=== Task input ===

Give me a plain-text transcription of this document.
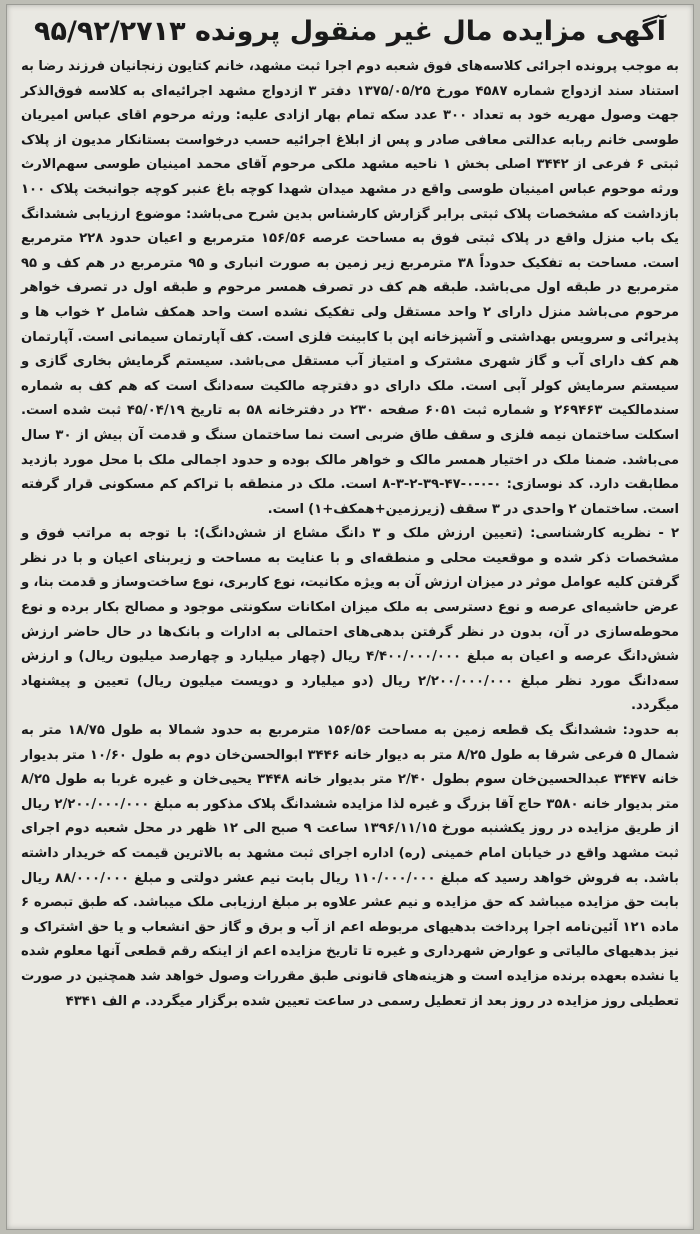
آگهی مزایده مال غیر منقول پرونده ۹۵/۹۲/۲۷۱۳

به موجب پرونده اجرائی کلاسه‌های فوق شعبه دوم اجرا ثبت مشهد، خانم کتایون زنجانیان فرزند رضا به استناد سند ازدواج شماره ۴۵۸۷ مورخ ۱۳۷۵/۰۵/۲۵ دفتر ۳ ازدواج مشهد اجرائیه‌ای به کلاسه فوق‌الذکر جهت وصول مهریه خود به تعداد ۳۰۰ عدد سکه تمام بهار ازادی علیه: ورثه مرحوم اقای عباس امیریان طوسی خانم ربابه عدالتی معافی صادر و پس از ابلاغ اجرائیه حسب درخواست بستانکار مدیون از پلاک ثبتی ۶ فرعی از ۳۴۴۲ اصلی بخش ۱ ناحیه مشهد ملکی مرحوم آقای محمد امینیان طوسی سهم‌الارث ورثه موحوم عباس امینیان طوسی واقع در مشهد میدان شهدا کوچه باغ عنبر کوچه جوانبخت پلاک ۱۰۰ بازداشت که مشخصات پلاک ثبتی برابر گزارش کارشناس بدین شرح می‌باشد: موضوع ارزیابی ششدانگ یک باب منزل واقع در پلاک ثبتی فوق به مساحت عرصه ۱۵۶/۵۶ مترمربع و اعیان حدود ۲۲۸ مترمربع است. مساحت به تفکیک حدوداً ۳۸ مترمربع زیر زمین به صورت انباری و ۹۵ مترمربع در هم کف و ۹۵ مترمربع در طبقه اول می‌باشد. طبقه هم کف در تصرف همسر مرحوم و طبقه اول در تصرف خواهر مرحوم می‌باشد منزل دارای ۲ واحد مستقل ولی تفکیک نشده است واحد همکف شامل ۲ خواب ها و پذیرائی و سرویس بهداشتی و آشپزخانه اپن با کابینت فلزی است. کف آپارتمان سیمانی است. آپارتمان هم کف دارای آب و گاز شهری مشترک و امتیاز آب مستقل می‌باشد. سیستم گرمایش بخاری گازی و سیستم سرمایش کولر آبی است. ملک دارای دو دفترچه مالکیت سه‌دانگ است که هم کف به شماره سندمالکیت ۲۶۹۴۶۳ و شماره ثبت ۶۰۵۱ صفحه ۲۳۰ در دفترخانه ۵۸ به تاریخ ۴۵/۰۴/۱۹ ثبت شده است. اسکلت ساختمان نیمه فلزی و سقف طاق ضربی است نما ساختمان سنگ و قدمت آن بیش از ۳۰ سال می‌باشد. ضمنا ملک در اختیار همسر مالک و خواهر مالک بوده و حدود اجمالی ملک با محل مورد بازدید مطابقت دارد. کد نوسازی: ۰-۰-۰-۴۷-۳۹-۲-۳-۸ است. ملک در منطقه با تراکم کم مسکونی قرار گرفته است. ساختمان ۲ واحدی در ۳ سقف (زیرزمین+همکف+۱) است.

۲ - نظریه کارشناسی: (تعیین ارزش ملک و ۳ دانگ مشاع از شش‌دانگ): با توجه به مراتب فوق و مشخصات ذکر شده و موقعیت محلی و منطقه‌ای و با عنایت به مساحت و زیربنای اعیان و با در نظر گرفتن کلیه عوامل موثر در میزان ارزش آن به ویژه مکانیت، نوع کاربری، نوع ساخت‌وساز و قدمت بنا، و عرض حاشیه‌ای عرصه و نوع دسترسی به ملک میزان امکانات سکونتی موجود و مصالح بکار برده و نوع محوطه‌سازی در آن، بدون در نظر گرفتن بدهی‌های احتمالی به ادارات و بانک‌ها در حال حاضر ارزش شش‌دانگ عرصه و اعیان به مبلغ ۴/۴۰۰/۰۰۰/۰۰۰ ریال (چهار میلیارد و چهارصد میلیون ریال) و ارزش سه‌دانگ مورد نظر مبلغ ۲/۲۰۰/۰۰۰/۰۰۰ ریال (دو میلیارد و دویست میلیون ریال) تعیین و پیشنهاد میگردد.

به حدود: ششدانگ یک قطعه زمین به مساحت ۱۵۶/۵۶ مترمربع به حدود شمالا به طول ۱۸/۷۵ متر به شمال ۵ فرعی شرقا به طول ۸/۲۵ متر به دیوار خانه ۳۴۴۶ ابوالحسن‌خان دوم به طول ۱۰/۶۰ متر بدیوار خانه ۳۴۴۷ عبدالحسین‌خان سوم بطول ۲/۴۰ متر بدیوار خانه ۳۴۴۸ یحیی‌خان و غیره غربا به طول ۸/۲۵ متر بدیوار خانه ۳۵۸۰ حاج آقا بزرگ و غیره لذا مزایده ششدانگ پلاک مذکور به مبلغ ۲/۲۰۰/۰۰۰/۰۰۰ ریال از طریق مزایده در روز یکشنبه مورخ ۱۳۹۶/۱۱/۱۵ ساعت ۹ صبح الی ۱۲ ظهر در محل شعبه دوم اجرای ثبت مشهد واقع در خیابان امام خمینی (ره) اداره اجرای ثبت مشهد به بالاترین قیمت که خریدار داشته باشد. به فروش خواهد رسید که مبلغ ۱۱۰/۰۰۰/۰۰۰ ریال بابت نیم عشر دولتی و مبلغ ۸۸/۰۰۰/۰۰۰ ریال بابت حق مزایده میباشد که حق مزایده و نیم عشر علاوه بر مبلغ ارزیابی ملک میباشد. که طبق تبصره ۶ ماده ۱۲۱ آئین‌نامه اجرا پرداخت بدهیهای مربوطه اعم از آب و برق و گاز حق انشعاب و یا حق اشتراک و نیز بدهیهای مالیاتی و عوارض شهرداری و غیره تا تاریخ مزایده اعم از اینکه رقم قطعی آنها معلوم شده یا نشده بعهده برنده مزایده است و هزینه‌های قانونی طبق مقررات وصول خواهد شد همچنین در صورت تعطیلی روز مزایده در روز بعد از تعطیل رسمی در ساعت تعیین شده برگزار میگردد. م الف ۴۳۴۱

===

All of the lines above should be retyped precisely, apart from the pictures.

Give me a plain-text transcription of this document.
آگهی مزایده مال غیر منقول پرونده ۹۵/۹۲/۲۷۱۳

به موجب پرونده اجرائی کلاسه‌های فوق شعبه دوم اجرا ثبت مشهد، خانم کتایون زنجانیان فرزند رضا به استناد سند ازدواج شماره ۴۵۸۷ مورخ ۱۳۷۵/۰۵/۲۵ دفتر ۳ ازدواج مشهد اجرائیه‌ای به کلاسه فوق‌الذکر جهت وصول مهریه خود به تعداد ۳۰۰ عدد سکه تمام بهار ازادی علیه: ورثه مرحوم اقای عباس امیریان طوسی خانم ربابه عدالتی معافی صادر و پس از ابلاغ اجرائیه حسب درخواست بستانکار مدیون از پلاک ثبتی ۶ فرعی از ۳۴۴۲ اصلی بخش ۱ ناحیه مشهد ملکی مرحوم آقای محمد امینیان طوسی سهم‌الارث ورثه موحوم عباس امینیان طوسی واقع در مشهد میدان شهدا کوچه باغ عنبر کوچه جوانبخت پلاک ۱۰۰ بازداشت که مشخصات پلاک ثبتی برابر گزارش کارشناس بدین شرح می‌باشد: موضوع ارزیابی ششدانگ یک باب منزل واقع در پلاک ثبتی فوق به مساحت عرصه ۱۵۶/۵۶ مترمربع و اعیان حدود ۲۲۸ مترمربع است. مساحت به تفکیک حدوداً ۳۸ مترمربع زیر زمین به صورت انباری و ۹۵ مترمربع در هم کف و ۹۵ مترمربع در طبقه اول می‌باشد. طبقه هم کف در تصرف همسر مرحوم و طبقه اول در تصرف خواهر مرحوم می‌باشد منزل دارای ۲ واحد مستقل ولی تفکیک نشده است واحد همکف شامل ۲ خواب ها و پذیرائی و سرویس بهداشتی و آشپزخانه اپن با کابینت فلزی است. کف آپارتمان سیمانی است. آپارتمان هم کف دارای آب و گاز شهری مشترک و امتیاز آب مستقل می‌باشد. سیستم گرمایش بخاری گازی و سیستم سرمایش کولر آبی است. ملک دارای دو دفترچه مالکیت سه‌دانگ است که هم کف به شماره سندمالکیت ۲۶۹۴۶۳ و شماره ثبت ۶۰۵۱ صفحه ۲۳۰ در دفترخانه ۵۸ به تاریخ ۴۵/۰۴/۱۹ ثبت شده است. اسکلت ساختمان نیمه فلزی و سقف طاق ضربی است نما ساختمان سنگ و قدمت آن بیش از ۳۰ سال می‌باشد. ضمنا ملک در اختیار همسر مالک و خواهر مالک بوده و حدود اجمالی ملک با محل مورد بازدید مطابقت دارد. کد نوسازی: ۰-۰-۰-۴۷-۳۹-۲-۳-۸ است. ملک در منطقه با تراکم کم مسکونی قرار گرفته است. ساختمان ۲ واحدی در ۳ سقف (زیرزمین+همکف+۱) است.

۲ - نظریه کارشناسی: (تعیین ارزش ملک و ۳ دانگ مشاع از شش‌دانگ): با توجه به مراتب فوق و مشخصات ذکر شده و موقعیت محلی و منطقه‌ای و با عنایت به مساحت و زیربنای اعیان و با در نظر گرفتن کلیه عوامل موثر در میزان ارزش آن به ویژه مکانیت، نوع کاربری، نوع ساخت‌وساز و قدمت بنا، و عرض حاشیه‌ای عرصه و نوع دسترسی به ملک میزان امکانات سکونتی موجود و مصالح بکار برده و نوع محوطه‌سازی در آن، بدون در نظر گرفتن بدهی‌های احتمالی به ادارات و بانک‌ها در حال حاضر ارزش شش‌دانگ عرصه و اعیان به مبلغ ۴/۴۰۰/۰۰۰/۰۰۰ ریال (چهار میلیارد و چهارصد میلیون ریال) و ارزش سه‌دانگ مورد نظر مبلغ ۲/۲۰۰/۰۰۰/۰۰۰ ریال (دو میلیارد و دویست میلیون ریال) تعیین و پیشنهاد میگردد.

به حدود: ششدانگ یک قطعه زمین به مساحت ۱۵۶/۵۶ مترمربع به حدود شمالا به طول ۱۸/۷۵ متر به شمال ۵ فرعی شرقا به طول ۸/۲۵ متر به دیوار خانه ۳۴۴۶ ابوالحسن‌خان دوم به طول ۱۰/۶۰ متر بدیوار خانه ۳۴۴۷ عبدالحسین‌خان سوم بطول ۲/۴۰ متر بدیوار خانه ۳۴۴۸ یحیی‌خان و غیره غربا به طول ۸/۲۵ متر بدیوار خانه ۳۵۸۰ حاج آقا بزرگ و غیره لذا مزایده ششدانگ پلاک مذکور به مبلغ ۲/۲۰۰/۰۰۰/۰۰۰ ریال از طریق مزایده در روز یکشنبه مورخ ۱۳۹۶/۱۱/۱۵ ساعت ۹ صبح الی ۱۲ ظهر در محل شعبه دوم اجرای ثبت مشهد واقع در خیابان امام خمینی (ره) اداره اجرای ثبت مشهد به بالاترین قیمت که خریدار داشته باشد. به فروش خواهد رسید که مبلغ ۱۱۰/۰۰۰/۰۰۰ ریال بابت نیم عشر دولتی و مبلغ ۸۸/۰۰۰/۰۰۰ ریال بابت حق مزایده میباشد که حق مزایده و نیم عشر علاوه بر مبلغ ارزیابی ملک میباشد. که طبق تبصره ۶ ماده ۱۲۱ آئین‌نامه اجرا پرداخت بدهیهای مربوطه اعم از آب و برق و گاز حق انشعاب و یا حق اشتراک و نیز بدهیهای مالیاتی و عوارض شهرداری و غیره تا تاریخ مزایده اعم از اینکه رقم قطعی آنها معلوم شده یا نشده بعهده برنده مزایده است و هزینه‌های قانونی طبق مقررات وصول خواهد شد همچنین در صورت تعطیلی روز مزایده در روز بعد از تعطیل رسمی در ساعت تعیین شده برگزار میگردد. م الف ۴۳۴۱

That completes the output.